— Start of Supplied records —

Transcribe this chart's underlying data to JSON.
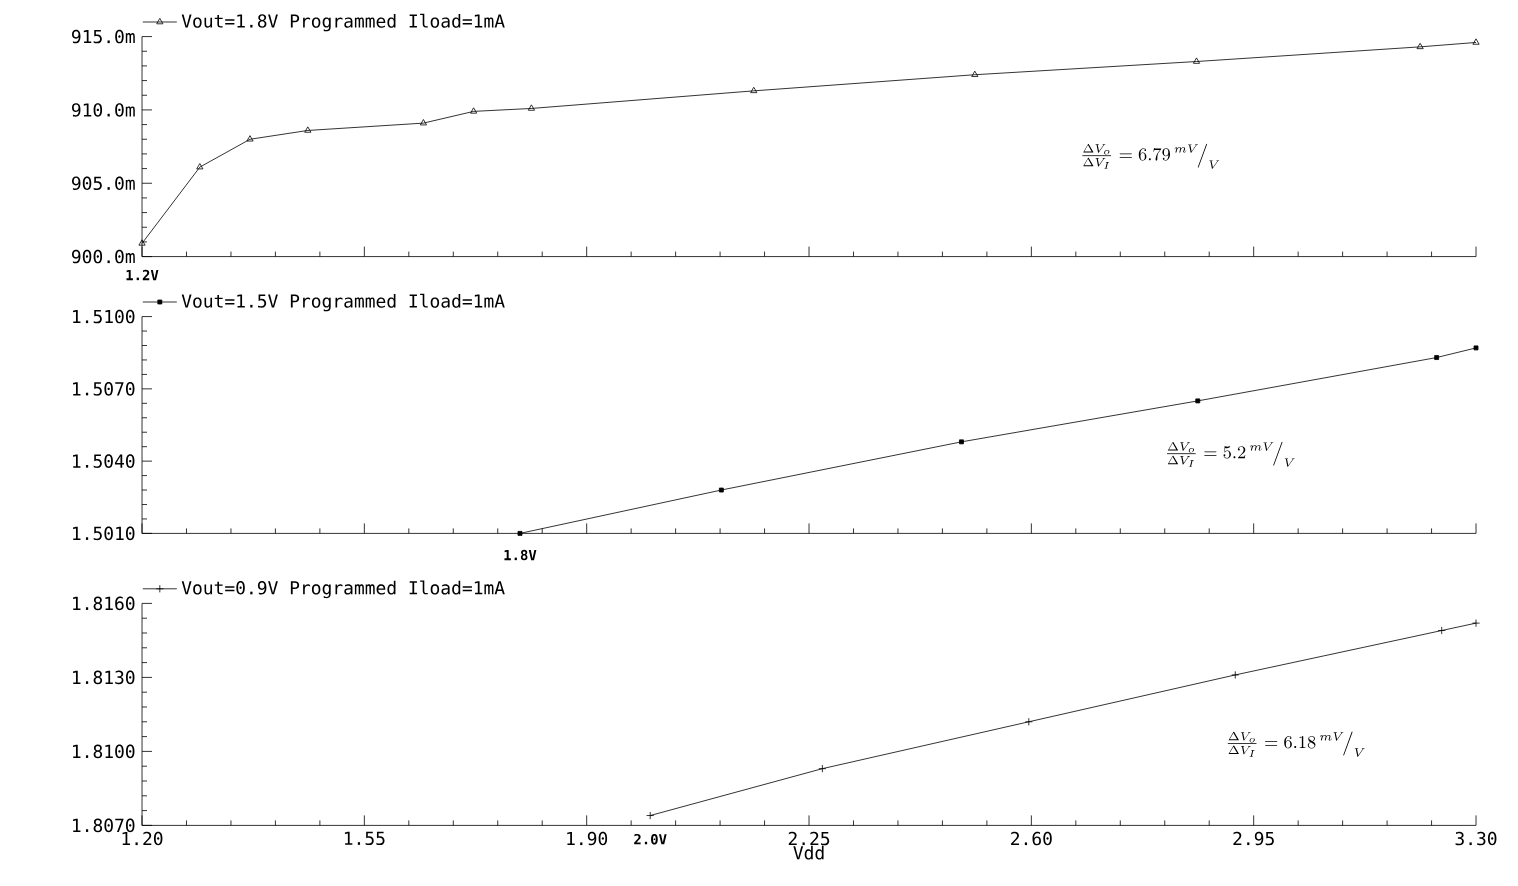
{
  "chart_data": [
    {
      "type": "line",
      "xlim": [
        1.2,
        3.3
      ],
      "ylim": [
        900,
        915
      ],
      "xticks": [
        1.2,
        1.55,
        1.9,
        2.25,
        2.6,
        2.95,
        3.3
      ],
      "yticks": [
        {
          "value": 900,
          "label": "900.0m"
        },
        {
          "value": 905,
          "label": "905.0m"
        },
        {
          "value": 910,
          "label": "910.0m"
        },
        {
          "value": 915,
          "label": "915.0m"
        }
      ],
      "tick_labels": "y",
      "legend": "top left",
      "marker": "triangle",
      "series": [
        {
          "name": "Vout=1.8V Programmed Iload=1mA",
          "color": "#000000",
          "x": [
            1.2,
            1.291,
            1.37,
            1.461,
            1.643,
            1.722,
            1.813,
            2.163,
            2.511,
            2.86,
            3.212,
            3.3
          ],
          "values": [
            900.9,
            906.1,
            908.0,
            908.6,
            909.1,
            909.9,
            910.1,
            911.3,
            912.4,
            913.3,
            914.3,
            914.6
          ]
        }
      ],
      "annotations": [
        {
          "text": "1.2V",
          "x": 1.2,
          "y": 900.9
        },
        "\\frac{\\Delta V_o}{\\Delta V_I}=6.79\\,^{mV}\\!\\big/_{V}"
      ]
    },
    {
      "type": "line",
      "xlim": [
        1.2,
        3.3
      ],
      "ylim": [
        1.501,
        1.51
      ],
      "xticks": [
        1.2,
        1.55,
        1.9,
        2.25,
        2.6,
        2.95,
        3.3
      ],
      "yticks": [
        {
          "value": 1.501,
          "label": "1.5010"
        },
        {
          "value": 1.504,
          "label": "1.5040"
        },
        {
          "value": 1.507,
          "label": "1.5070"
        },
        {
          "value": 1.51,
          "label": "1.5100"
        }
      ],
      "tick_labels": "y",
      "legend": "top left",
      "marker": "square",
      "series": [
        {
          "name": "Vout=1.5V Programmed Iload=1mA",
          "color": "#000000",
          "x": [
            1.795,
            2.112,
            2.49,
            2.862,
            3.238,
            3.3
          ],
          "values": [
            1.501,
            1.5028,
            1.5048,
            1.5065,
            1.5083,
            1.5087
          ]
        }
      ],
      "annotations": [
        {
          "text": "1.8V",
          "x": 1.795,
          "y": 1.501
        },
        "\\frac{\\Delta V_o}{\\Delta V_I}=5.2\\,^{mV}\\!\\big/_{V}"
      ]
    },
    {
      "type": "line",
      "xlim": [
        1.2,
        3.3
      ],
      "ylim": [
        1.807,
        1.816
      ],
      "xlabel": "Vdd",
      "xticks": [
        {
          "value": 1.2,
          "label": "1.20"
        },
        {
          "value": 1.55,
          "label": "1.55"
        },
        {
          "value": 1.9,
          "label": "1.90"
        },
        {
          "value": 2.25,
          "label": "2.25"
        },
        {
          "value": 2.6,
          "label": "2.60"
        },
        {
          "value": 2.95,
          "label": "2.95"
        },
        {
          "value": 3.3,
          "label": "3.30"
        }
      ],
      "yticks": [
        {
          "value": 1.807,
          "label": "1.8070"
        },
        {
          "value": 1.81,
          "label": "1.8100"
        },
        {
          "value": 1.813,
          "label": "1.8130"
        },
        {
          "value": 1.816,
          "label": "1.8160"
        }
      ],
      "legend": "top left",
      "marker": "cross",
      "series": [
        {
          "name": "Vout=0.9V Programmed Iload=1mA",
          "color": "#000000",
          "x": [
            2.0,
            2.271,
            2.596,
            2.921,
            3.246,
            3.3
          ],
          "values": [
            1.8074,
            1.8093,
            1.8112,
            1.8131,
            1.8149,
            1.8152
          ]
        }
      ],
      "annotations": [
        {
          "text": "2.0V",
          "x": 2.0,
          "y": 1.8074
        },
        "\\frac{\\Delta V_o}{\\Delta V_I}=6.18\\,^{mV}\\!\\big/_{V}"
      ]
    }
  ]
}
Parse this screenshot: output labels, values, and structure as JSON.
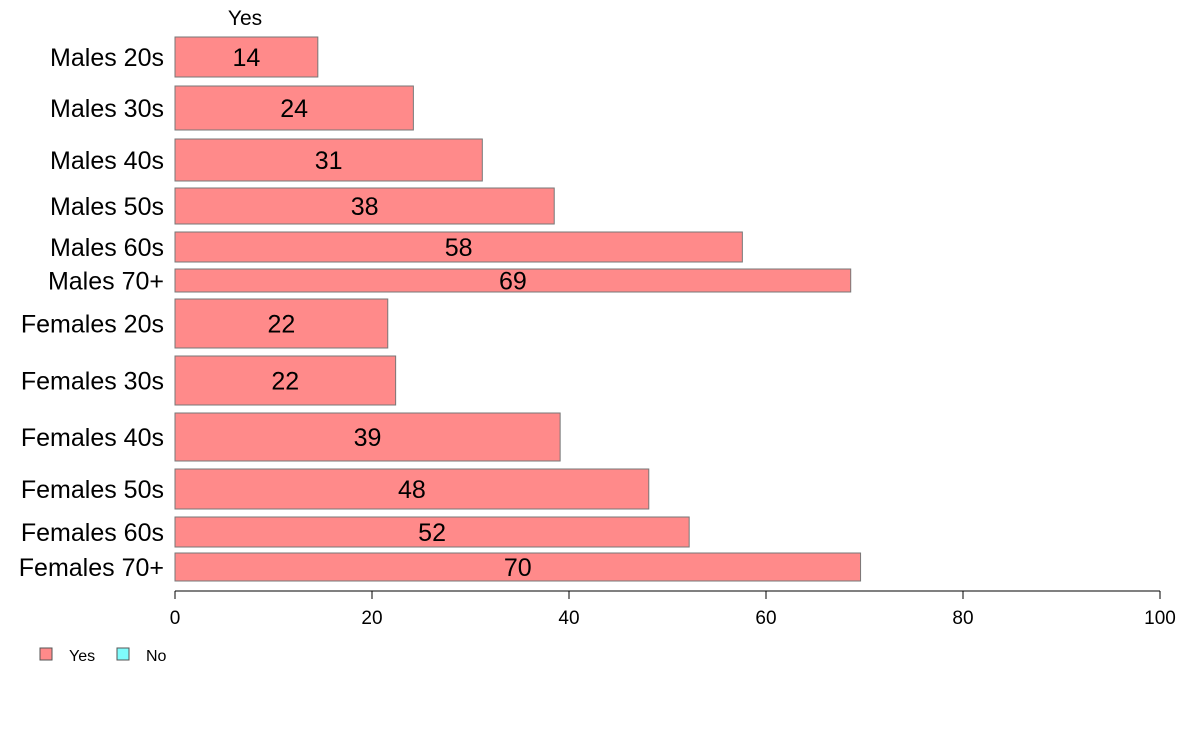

— End of Supplied records —

▶ Stated goal:
Show every line from the entries above in which "name" appears.

▶ Response to the task:
          "name": "Vout=1.8V Programmed Iload=1mA",
          "name": "Vout=1.5V Programmed Iload=1mA",
          "name": "Vout=0.9V Programmed Iload=1mA",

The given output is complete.